[Extracted records]
+---+

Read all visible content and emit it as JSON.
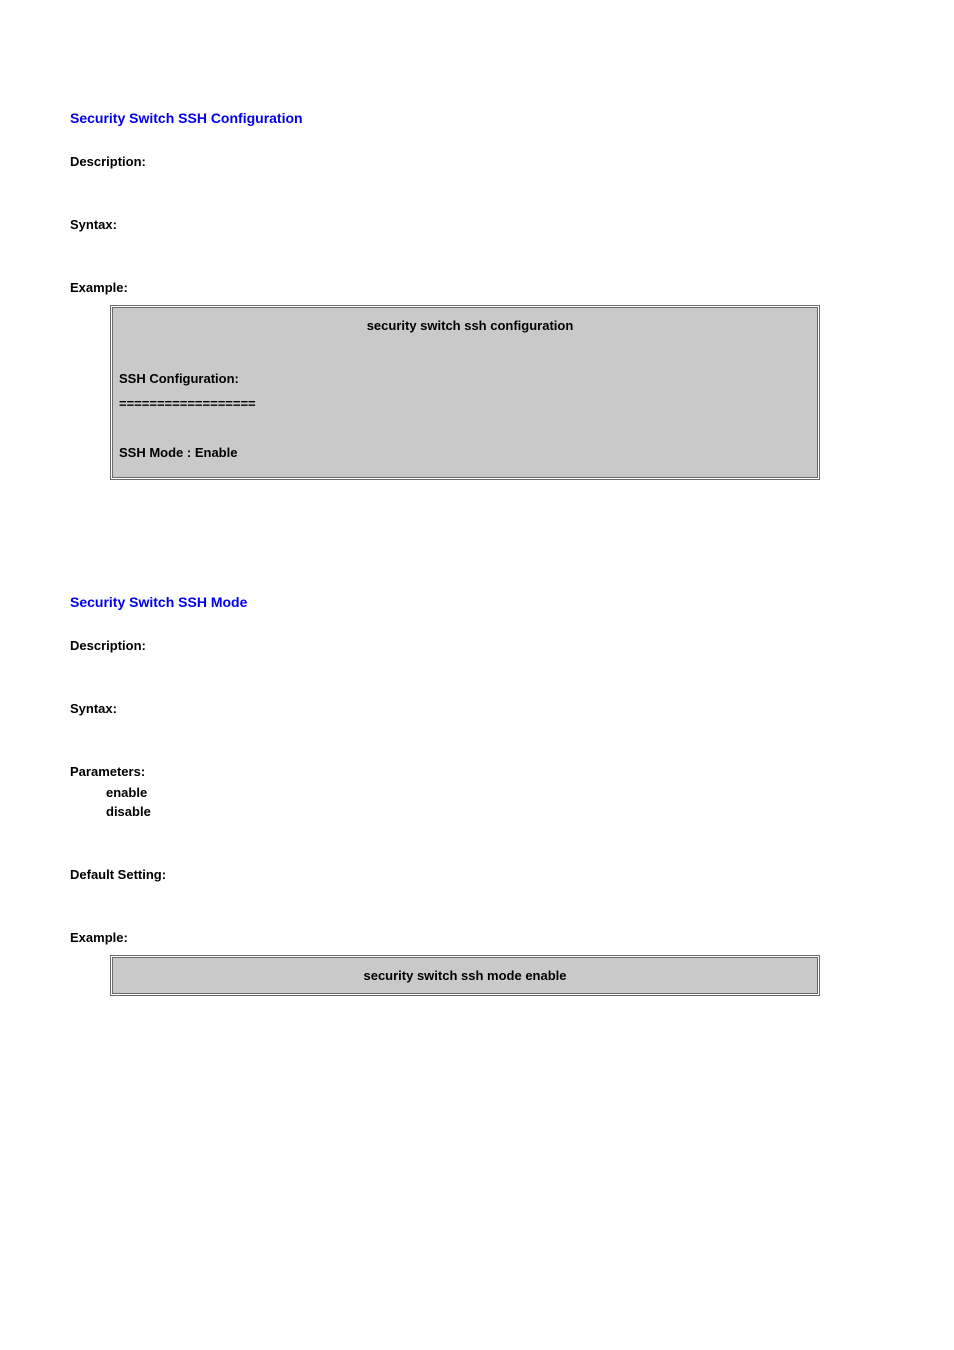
{
  "section1": {
    "heading": "Security Switch SSH Configuration",
    "labels": {
      "description": "Description:",
      "syntax": "Syntax:",
      "example": "Example:"
    },
    "code": {
      "command": "security switch ssh configuration",
      "out1": "SSH Configuration:",
      "out2": "==================",
      "out3": "SSH Mode : Enable"
    }
  },
  "section2": {
    "heading": "Security Switch SSH Mode",
    "labels": {
      "description": "Description:",
      "syntax": "Syntax:",
      "parameters": "Parameters:",
      "default_setting": "Default Setting:",
      "example": "Example:"
    },
    "params": {
      "p1": "enable",
      "p2": "disable"
    },
    "code": {
      "command": "security switch ssh mode enable"
    }
  }
}
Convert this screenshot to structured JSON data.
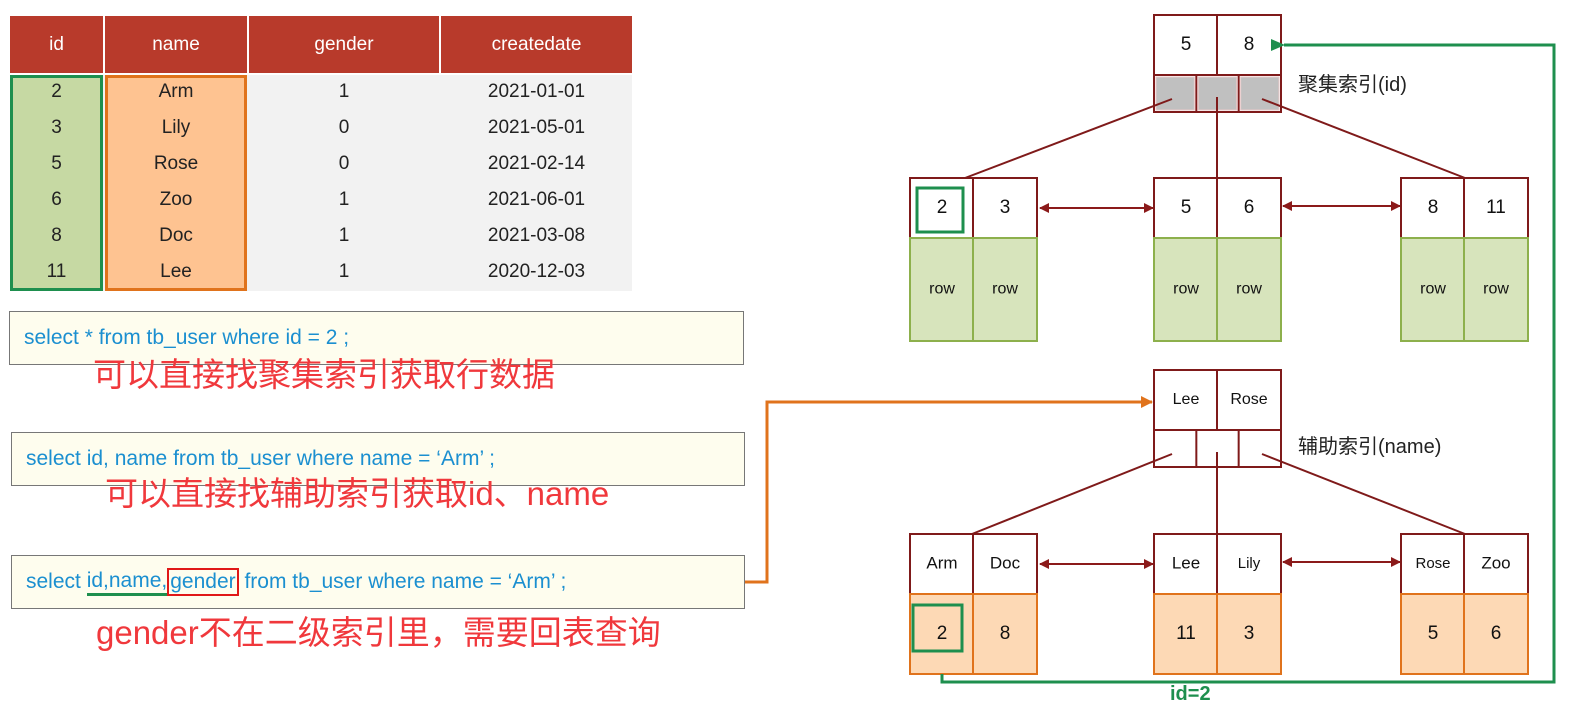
{
  "table": {
    "headers": [
      "id",
      "name",
      "gender",
      "createdate"
    ],
    "rows": [
      [
        "2",
        "Arm",
        "1",
        "2021-01-01"
      ],
      [
        "3",
        "Lily",
        "0",
        "2021-05-01"
      ],
      [
        "5",
        "Rose",
        "0",
        "2021-02-14"
      ],
      [
        "6",
        "Zoo",
        "1",
        "2021-06-01"
      ],
      [
        "8",
        "Doc",
        "1",
        "2021-03-08"
      ],
      [
        "11",
        "Lee",
        "1",
        "2020-12-03"
      ]
    ]
  },
  "queries": [
    {
      "sql": "select * from tb_user where id = 2 ;",
      "note": "可以直接找聚集索引获取行数据"
    },
    {
      "sql": "select id, name from tb_user where name = ‘Arm’ ;",
      "note": "可以直接找辅助索引获取id、name"
    },
    {
      "sql_prefix": "select ",
      "sql_underlined": "id,name,",
      "sql_highlight": "gender",
      "sql_suffix": " from tb_user where name = ‘Arm’ ;",
      "note": "gender不在二级索引里，需要回表查询"
    }
  ],
  "clustered_index": {
    "label": "聚集索引(id)",
    "root_keys": [
      "5",
      "8"
    ],
    "leaves": [
      {
        "keys": [
          "2",
          "3"
        ],
        "values": [
          "row",
          "row"
        ]
      },
      {
        "keys": [
          "5",
          "6"
        ],
        "values": [
          "row",
          "row"
        ]
      },
      {
        "keys": [
          "8",
          "11"
        ],
        "values": [
          "row",
          "row"
        ]
      }
    ]
  },
  "secondary_index": {
    "label": "辅助索引(name)",
    "root_keys": [
      "Lee",
      "Rose"
    ],
    "leaves": [
      {
        "keys": [
          "Arm",
          "Doc"
        ],
        "values": [
          "2",
          "8"
        ]
      },
      {
        "keys": [
          "Lee",
          "Lily"
        ],
        "values": [
          "11",
          "3"
        ]
      },
      {
        "keys": [
          "Rose",
          "Zoo"
        ],
        "values": [
          "5",
          "6"
        ]
      }
    ]
  },
  "lookup_label": "id=2",
  "colors": {
    "header": "#b83a2b",
    "id_column": "#c6d9a3",
    "name_column": "#fec391",
    "node_border": "#7f1a1a",
    "leaf_green": "#d7e4bc",
    "leaf_orange": "#fdd9b5",
    "highlight_green": "#1e8f4e",
    "arrow_orange": "#e0731c",
    "note_red": "#f0383c",
    "sql_blue": "#1b8fd0"
  }
}
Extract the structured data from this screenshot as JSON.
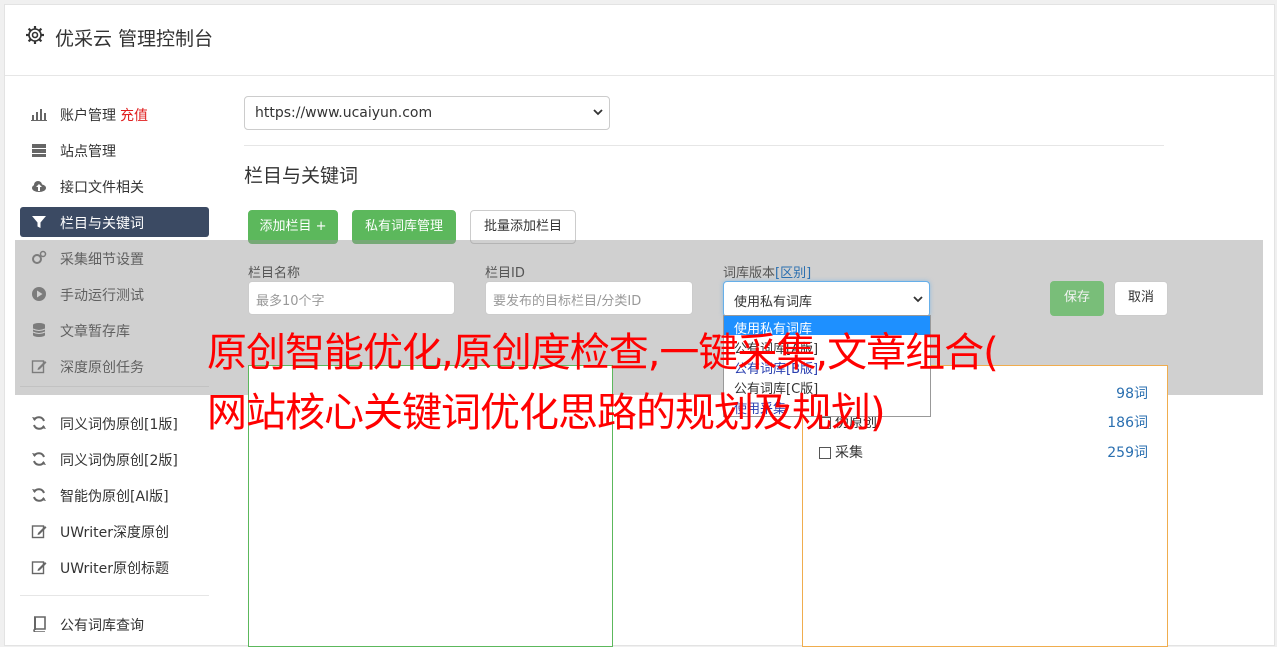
{
  "header": {
    "title": "优采云 管理控制台"
  },
  "sidebar": {
    "items": [
      {
        "label": "账户管理",
        "badge": "充值",
        "icon": "bar-chart-icon"
      },
      {
        "label": "站点管理",
        "icon": "server-icon"
      },
      {
        "label": "接口文件相关",
        "icon": "cloud-upload-icon"
      },
      {
        "label": "栏目与关键词",
        "icon": "filter-icon",
        "active": true
      },
      {
        "label": "采集细节设置",
        "icon": "gears-icon"
      },
      {
        "label": "手动运行测试",
        "icon": "play-icon"
      },
      {
        "label": "文章暂存库",
        "icon": "database-icon"
      },
      {
        "label": "深度原创任务",
        "icon": "edit-icon"
      },
      {
        "label": "同义词伪原创[1版]",
        "icon": "refresh-icon"
      },
      {
        "label": "同义词伪原创[2版]",
        "icon": "refresh-icon"
      },
      {
        "label": "智能伪原创[AI版]",
        "icon": "refresh-icon"
      },
      {
        "label": "UWriter深度原创",
        "icon": "edit-icon"
      },
      {
        "label": "UWriter原创标题",
        "icon": "edit-icon"
      },
      {
        "label": "公有词库查询",
        "icon": "book-icon"
      }
    ]
  },
  "main": {
    "site_select": {
      "value": "https://www.ucaiyun.com"
    },
    "section_title": "栏目与关键词",
    "buttons": {
      "add_column": "添加栏目 +",
      "private_lib": "私有词库管理",
      "batch_add": "批量添加栏目"
    },
    "form": {
      "col_name_label": "栏目名称",
      "col_name_placeholder": "最多10个字",
      "col_id_label": "栏目ID",
      "col_id_placeholder": "要发布的目标栏目/分类ID",
      "lib_version_label": "词库版本",
      "lib_version_link": "[区别]",
      "lib_select_value": "使用私有词库",
      "save": "保存",
      "cancel": "取消",
      "dropdown_options": [
        "使用私有词库",
        "公有词库[A版]",
        "公有词库[B版]",
        "公有词库[C版]",
        "使用采集"
      ]
    },
    "lists": {
      "rows": [
        {
          "label": "",
          "count": "98词"
        },
        {
          "label": "伪原创",
          "count": "186词"
        },
        {
          "label": "采集",
          "count": "259词"
        }
      ]
    }
  },
  "headline": {
    "line1": "原创智能优化,原创度检查,一键采集,文章组合(",
    "line2": "网站核心关键词优化思路的规划及规划)"
  },
  "colors": {
    "accent_green": "#5cb85c",
    "sidebar_active": "#3b4a63",
    "headline": "#ff0000"
  }
}
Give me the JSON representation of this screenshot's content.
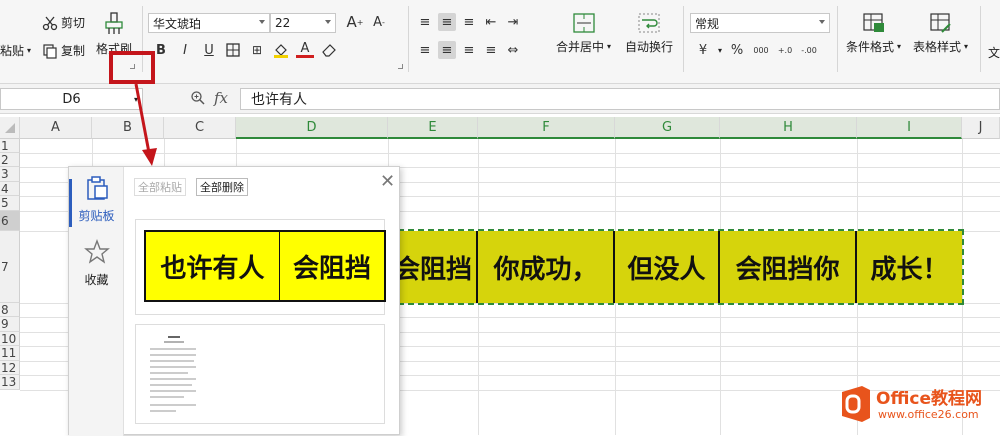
{
  "ribbon": {
    "paste_label": "粘贴",
    "cut_label": "剪切",
    "copy_label": "复制",
    "format_painter_label": "格式刷",
    "font_name": "华文琥珀",
    "font_size": "22",
    "bold": "B",
    "italic": "I",
    "underline": "U",
    "merge_center_label": "合并居中",
    "wrap_text_label": "自动换行",
    "number_format": "常规",
    "conditional_format_label": "条件格式",
    "table_style_label": "表格样式",
    "cut_off_label": "文",
    "percent": "%",
    "thousands": "000",
    "inc_decimal": "+.0",
    "dec_decimal": "-.00"
  },
  "formula_bar": {
    "name_box": "D6",
    "fx_label": "fx",
    "content": "也许有人"
  },
  "columns": [
    "A",
    "B",
    "C",
    "D",
    "E",
    "F",
    "G",
    "H",
    "I",
    "J"
  ],
  "rows": [
    "1",
    "2",
    "3",
    "4",
    "5",
    "6",
    "7",
    "8",
    "9",
    "10",
    "11",
    "12",
    "13"
  ],
  "row6_cells": [
    "会阻挡",
    "你成功，",
    "但没人",
    "会阻挡你",
    "成长！"
  ],
  "clipboard_panel": {
    "tab_clipboard": "剪贴板",
    "tab_favorites": "收藏",
    "paste_all": "全部粘贴",
    "delete_all": "全部删除",
    "item1_cells": [
      "也许有人",
      "会阻挡"
    ]
  },
  "watermark": {
    "brand": "Office教程网",
    "url": "www.office26.com"
  },
  "colors": {
    "accent_green": "#2f8a3a",
    "cell_fill": "#d6d40c",
    "clip_fill": "#ffff00",
    "annotation_red": "#c4151b",
    "brand_orange": "#e8541c"
  }
}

+---+

> **Problem statement**: Each entry shown above must be quoted exactly, with its pictures left out.

> **Exercise answer**:
Read all visible content and emit it as JSON.
{
  "section1": {
    "heading": "Security Switch SSH Configuration",
    "labels": {
      "description": "Description:",
      "syntax": "Syntax:",
      "example": "Example:"
    },
    "code": {
      "command": "security switch ssh configuration",
      "out1": "SSH Configuration:",
      "out2": "==================",
      "out3": "SSH Mode : Enable"
    }
  },
  "section2": {
    "heading": "Security Switch SSH Mode",
    "labels": {
      "description": "Description:",
      "syntax": "Syntax:",
      "parameters": "Parameters:",
      "default_setting": "Default Setting:",
      "example": "Example:"
    },
    "params": {
      "p1": "enable",
      "p2": "disable"
    },
    "code": {
      "command": "security switch ssh mode enable"
    }
  }
}
Convert this screenshot to structured JSON data.
{
  "table": {
    "headers": [
      "id",
      "name",
      "gender",
      "createdate"
    ],
    "rows": [
      [
        "2",
        "Arm",
        "1",
        "2021-01-01"
      ],
      [
        "3",
        "Lily",
        "0",
        "2021-05-01"
      ],
      [
        "5",
        "Rose",
        "0",
        "2021-02-14"
      ],
      [
        "6",
        "Zoo",
        "1",
        "2021-06-01"
      ],
      [
        "8",
        "Doc",
        "1",
        "2021-03-08"
      ],
      [
        "11",
        "Lee",
        "1",
        "2020-12-03"
      ]
    ]
  },
  "queries": [
    {
      "sql": "select * from tb_user where id = 2 ;",
      "note": "可以直接找聚集索引获取行数据"
    },
    {
      "sql": "select id, name from tb_user where name = ‘Arm’ ;",
      "note": "可以直接找辅助索引获取id、name"
    },
    {
      "sql_prefix": "select ",
      "sql_underlined": "id,name,",
      "sql_highlight": "gender",
      "sql_suffix": " from tb_user where name = ‘Arm’ ;",
      "note": "gender不在二级索引里，需要回表查询"
    }
  ],
  "clustered_index": {
    "label": "聚集索引(id)",
    "root_keys": [
      "5",
      "8"
    ],
    "leaves": [
      {
        "keys": [
          "2",
          "3"
        ],
        "values": [
          "row",
          "row"
        ]
      },
      {
        "keys": [
          "5",
          "6"
        ],
        "values": [
          "row",
          "row"
        ]
      },
      {
        "keys": [
          "8",
          "11"
        ],
        "values": [
          "row",
          "row"
        ]
      }
    ]
  },
  "secondary_index": {
    "label": "辅助索引(name)",
    "root_keys": [
      "Lee",
      "Rose"
    ],
    "leaves": [
      {
        "keys": [
          "Arm",
          "Doc"
        ],
        "values": [
          "2",
          "8"
        ]
      },
      {
        "keys": [
          "Lee",
          "Lily"
        ],
        "values": [
          "11",
          "3"
        ]
      },
      {
        "keys": [
          "Rose",
          "Zoo"
        ],
        "values": [
          "5",
          "6"
        ]
      }
    ]
  },
  "lookup_label": "id=2",
  "colors": {
    "header": "#b83a2b",
    "id_column": "#c6d9a3",
    "name_column": "#fec391",
    "node_border": "#7f1a1a",
    "leaf_green": "#d7e4bc",
    "leaf_orange": "#fdd9b5",
    "highlight_green": "#1e8f4e",
    "arrow_orange": "#e0731c",
    "note_red": "#f0383c",
    "sql_blue": "#1b8fd0"
  }
}
Extract the structured data from this screenshot as JSON.
{
  "header": {
    "title": "优采云 管理控制台"
  },
  "sidebar": {
    "items": [
      {
        "label": "账户管理",
        "badge": "充值",
        "icon": "bar-chart-icon"
      },
      {
        "label": "站点管理",
        "icon": "server-icon"
      },
      {
        "label": "接口文件相关",
        "icon": "cloud-upload-icon"
      },
      {
        "label": "栏目与关键词",
        "icon": "filter-icon",
        "active": true
      },
      {
        "label": "采集细节设置",
        "icon": "gears-icon"
      },
      {
        "label": "手动运行测试",
        "icon": "play-icon"
      },
      {
        "label": "文章暂存库",
        "icon": "database-icon"
      },
      {
        "label": "深度原创任务",
        "icon": "edit-icon"
      },
      {
        "label": "同义词伪原创[1版]",
        "icon": "refresh-icon"
      },
      {
        "label": "同义词伪原创[2版]",
        "icon": "refresh-icon"
      },
      {
        "label": "智能伪原创[AI版]",
        "icon": "refresh-icon"
      },
      {
        "label": "UWriter深度原创",
        "icon": "edit-icon"
      },
      {
        "label": "UWriter原创标题",
        "icon": "edit-icon"
      },
      {
        "label": "公有词库查询",
        "icon": "book-icon"
      }
    ]
  },
  "main": {
    "site_select": {
      "value": "https://www.ucaiyun.com"
    },
    "section_title": "栏目与关键词",
    "buttons": {
      "add_column": "添加栏目 +",
      "private_lib": "私有词库管理",
      "batch_add": "批量添加栏目"
    },
    "form": {
      "col_name_label": "栏目名称",
      "col_name_placeholder": "最多10个字",
      "col_id_label": "栏目ID",
      "col_id_placeholder": "要发布的目标栏目/分类ID",
      "lib_version_label": "词库版本",
      "lib_version_link": "[区别]",
      "lib_select_value": "使用私有词库",
      "save": "保存",
      "cancel": "取消",
      "dropdown_options": [
        "使用私有词库",
        "公有词库[A版]",
        "公有词库[B版]",
        "公有词库[C版]",
        "使用采集"
      ]
    },
    "lists": {
      "rows": [
        {
          "label": "",
          "count": "98词"
        },
        {
          "label": "伪原创",
          "count": "186词"
        },
        {
          "label": "采集",
          "count": "259词"
        }
      ]
    }
  },
  "headline": {
    "line1": "原创智能优化,原创度检查,一键采集,文章组合(",
    "line2": "网站核心关键词优化思路的规划及规划)"
  },
  "colors": {
    "accent_green": "#5cb85c",
    "sidebar_active": "#3b4a63",
    "headline": "#ff0000"
  }
}
Give me the JSON representation of this screenshot's content.
{
  "ribbon": {
    "paste_label": "粘贴",
    "cut_label": "剪切",
    "copy_label": "复制",
    "format_painter_label": "格式刷",
    "font_name": "华文琥珀",
    "font_size": "22",
    "bold": "B",
    "italic": "I",
    "underline": "U",
    "merge_center_label": "合并居中",
    "wrap_text_label": "自动换行",
    "number_format": "常规",
    "conditional_format_label": "条件格式",
    "table_style_label": "表格样式",
    "cut_off_label": "文",
    "percent": "%",
    "thousands": "000",
    "inc_decimal": "+.0",
    "dec_decimal": "-.00"
  },
  "formula_bar": {
    "name_box": "D6",
    "fx_label": "fx",
    "content": "也许有人"
  },
  "columns": [
    "A",
    "B",
    "C",
    "D",
    "E",
    "F",
    "G",
    "H",
    "I",
    "J"
  ],
  "rows": [
    "1",
    "2",
    "3",
    "4",
    "5",
    "6",
    "7",
    "8",
    "9",
    "10",
    "11",
    "12",
    "13"
  ],
  "row6_cells": [
    "会阻挡",
    "你成功，",
    "但没人",
    "会阻挡你",
    "成长！"
  ],
  "clipboard_panel": {
    "tab_clipboard": "剪贴板",
    "tab_favorites": "收藏",
    "paste_all": "全部粘贴",
    "delete_all": "全部删除",
    "item1_cells": [
      "也许有人",
      "会阻挡"
    ]
  },
  "watermark": {
    "brand": "Office教程网",
    "url": "www.office26.com"
  },
  "colors": {
    "accent_green": "#2f8a3a",
    "cell_fill": "#d6d40c",
    "clip_fill": "#ffff00",
    "annotation_red": "#c4151b",
    "brand_orange": "#e8541c"
  }
}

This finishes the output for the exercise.